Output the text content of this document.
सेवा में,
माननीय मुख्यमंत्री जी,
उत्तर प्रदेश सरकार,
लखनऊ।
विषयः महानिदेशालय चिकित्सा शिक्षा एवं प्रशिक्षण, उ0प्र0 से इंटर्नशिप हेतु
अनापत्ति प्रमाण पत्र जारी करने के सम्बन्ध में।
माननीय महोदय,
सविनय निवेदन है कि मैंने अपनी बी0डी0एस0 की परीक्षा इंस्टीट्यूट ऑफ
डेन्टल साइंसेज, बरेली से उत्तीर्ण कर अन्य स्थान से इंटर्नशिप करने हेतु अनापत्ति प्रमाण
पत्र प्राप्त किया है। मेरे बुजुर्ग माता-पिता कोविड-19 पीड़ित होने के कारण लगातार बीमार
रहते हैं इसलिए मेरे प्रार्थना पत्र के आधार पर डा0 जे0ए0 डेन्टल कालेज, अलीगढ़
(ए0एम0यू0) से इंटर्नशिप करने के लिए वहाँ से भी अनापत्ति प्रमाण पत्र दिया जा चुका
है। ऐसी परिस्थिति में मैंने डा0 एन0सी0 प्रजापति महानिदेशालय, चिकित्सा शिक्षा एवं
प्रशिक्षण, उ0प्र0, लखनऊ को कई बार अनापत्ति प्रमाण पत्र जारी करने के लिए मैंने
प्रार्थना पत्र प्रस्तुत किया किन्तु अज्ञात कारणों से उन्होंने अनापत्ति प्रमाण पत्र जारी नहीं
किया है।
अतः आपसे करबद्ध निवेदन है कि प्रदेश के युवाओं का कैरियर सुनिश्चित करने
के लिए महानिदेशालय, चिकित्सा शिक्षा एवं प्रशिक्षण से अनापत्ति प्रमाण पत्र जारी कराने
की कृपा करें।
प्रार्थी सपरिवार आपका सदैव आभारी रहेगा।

> **The request**:
Reproduce every line of the data verbatim.

> **Full response**:
Output the text content of this document.
सेवा में,
माननीय मुख्यमंत्री जी,
उत्तर प्रदेश सरकार,
लखनऊ।
विषयः महानिदेशालय चिकित्सा शिक्षा एवं प्रशिक्षण, उ0प्र0 से इंटर्नशिप हेतु
अनापत्ति प्रमाण पत्र जारी करने के सम्बन्ध में।
माननीय महोदय,
सविनय निवेदन है कि मैंने अपनी बी0डी0एस0 की परीक्षा इंस्टीट्यूट ऑफ
डेन्टल साइंसेज, बरेली से उत्तीर्ण कर अन्य स्थान से इंटर्नशिप करने हेतु अनापत्ति प्रमाण
पत्र प्राप्त किया है। मेरे बुजुर्ग माता-पिता कोविड-19 पीड़ित होने के कारण लगातार बीमार
रहते हैं इसलिए मेरे प्रार्थना पत्र के आधार पर डा0 जे0ए0 डेन्टल कालेज, अलीगढ़
(ए0एम0यू0) से इंटर्नशिप करने के लिए वहाँ से भी अनापत्ति प्रमाण पत्र दिया जा चुका
है। ऐसी परिस्थिति में मैंने डा0 एन0सी0 प्रजापति महानिदेशालय, चिकित्सा शिक्षा एवं
प्रशिक्षण, उ0प्र0, लखनऊ को कई बार अनापत्ति प्रमाण पत्र जारी करने के लिए मैंने
प्रार्थना पत्र प्रस्तुत किया किन्तु अज्ञात कारणों से उन्होंने अनापत्ति प्रमाण पत्र जारी नहीं
किया है।
अतः आपसे करबद्ध निवेदन है कि प्रदेश के युवाओं का कैरियर सुनिश्चित करने
के लिए महानिदेशालय, चिकित्सा शिक्षा एवं प्रशिक्षण से अनापत्ति प्रमाण पत्र जारी कराने
की कृपा करें।
प्रार्थी सपरिवार आपका सदैव आभारी रहेगा।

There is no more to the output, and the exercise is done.